Figure record extracts:
┌────────
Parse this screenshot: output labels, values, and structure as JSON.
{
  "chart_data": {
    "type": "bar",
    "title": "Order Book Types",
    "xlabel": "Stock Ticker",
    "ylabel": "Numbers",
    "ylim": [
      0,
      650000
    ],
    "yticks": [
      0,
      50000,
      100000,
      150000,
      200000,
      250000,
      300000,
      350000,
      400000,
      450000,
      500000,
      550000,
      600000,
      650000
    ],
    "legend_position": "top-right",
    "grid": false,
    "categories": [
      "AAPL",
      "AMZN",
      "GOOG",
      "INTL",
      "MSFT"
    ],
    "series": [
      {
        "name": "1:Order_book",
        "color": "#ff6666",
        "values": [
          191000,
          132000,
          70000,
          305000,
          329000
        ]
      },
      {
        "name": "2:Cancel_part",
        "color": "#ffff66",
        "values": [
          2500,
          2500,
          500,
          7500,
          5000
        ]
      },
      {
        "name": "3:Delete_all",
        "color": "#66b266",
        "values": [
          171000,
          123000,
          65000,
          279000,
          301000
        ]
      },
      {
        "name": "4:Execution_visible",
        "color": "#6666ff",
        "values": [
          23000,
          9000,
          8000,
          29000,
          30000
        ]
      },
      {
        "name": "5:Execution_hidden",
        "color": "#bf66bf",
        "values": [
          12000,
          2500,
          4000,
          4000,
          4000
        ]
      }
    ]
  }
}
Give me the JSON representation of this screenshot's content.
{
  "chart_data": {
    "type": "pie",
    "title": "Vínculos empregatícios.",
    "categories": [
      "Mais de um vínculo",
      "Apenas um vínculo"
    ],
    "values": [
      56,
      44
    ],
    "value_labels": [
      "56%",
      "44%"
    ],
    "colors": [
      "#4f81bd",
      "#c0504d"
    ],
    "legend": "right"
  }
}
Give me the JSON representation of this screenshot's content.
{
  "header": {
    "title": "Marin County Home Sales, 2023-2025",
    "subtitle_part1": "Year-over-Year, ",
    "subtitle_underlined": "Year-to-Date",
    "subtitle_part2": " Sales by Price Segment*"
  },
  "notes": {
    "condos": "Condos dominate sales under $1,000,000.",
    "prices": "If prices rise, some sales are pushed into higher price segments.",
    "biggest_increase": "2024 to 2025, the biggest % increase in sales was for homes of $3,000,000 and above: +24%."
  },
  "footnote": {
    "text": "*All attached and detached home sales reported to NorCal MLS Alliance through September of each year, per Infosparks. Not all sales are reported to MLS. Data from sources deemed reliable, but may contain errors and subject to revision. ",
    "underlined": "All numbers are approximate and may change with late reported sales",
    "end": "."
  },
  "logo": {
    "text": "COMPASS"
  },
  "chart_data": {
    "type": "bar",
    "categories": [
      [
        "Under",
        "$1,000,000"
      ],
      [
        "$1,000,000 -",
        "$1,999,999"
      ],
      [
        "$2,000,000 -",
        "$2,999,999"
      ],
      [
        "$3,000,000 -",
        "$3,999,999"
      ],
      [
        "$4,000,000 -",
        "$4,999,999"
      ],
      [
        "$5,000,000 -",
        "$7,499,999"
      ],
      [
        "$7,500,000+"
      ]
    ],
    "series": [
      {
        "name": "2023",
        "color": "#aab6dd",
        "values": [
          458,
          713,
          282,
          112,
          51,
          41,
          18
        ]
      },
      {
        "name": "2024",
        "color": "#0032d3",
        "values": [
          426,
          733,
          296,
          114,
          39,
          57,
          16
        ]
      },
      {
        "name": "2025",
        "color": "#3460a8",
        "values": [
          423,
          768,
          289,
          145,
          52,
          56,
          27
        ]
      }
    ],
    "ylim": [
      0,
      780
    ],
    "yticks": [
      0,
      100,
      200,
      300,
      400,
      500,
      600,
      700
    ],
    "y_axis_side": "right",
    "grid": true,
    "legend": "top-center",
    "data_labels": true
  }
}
└────────
» **Task to carry out**
Identify the lines of the entries containing the string "right". Copy each such line.

» **Solution**
    "legend_position": "top-right",
    "legend": "right"
    "y_axis_side": "right",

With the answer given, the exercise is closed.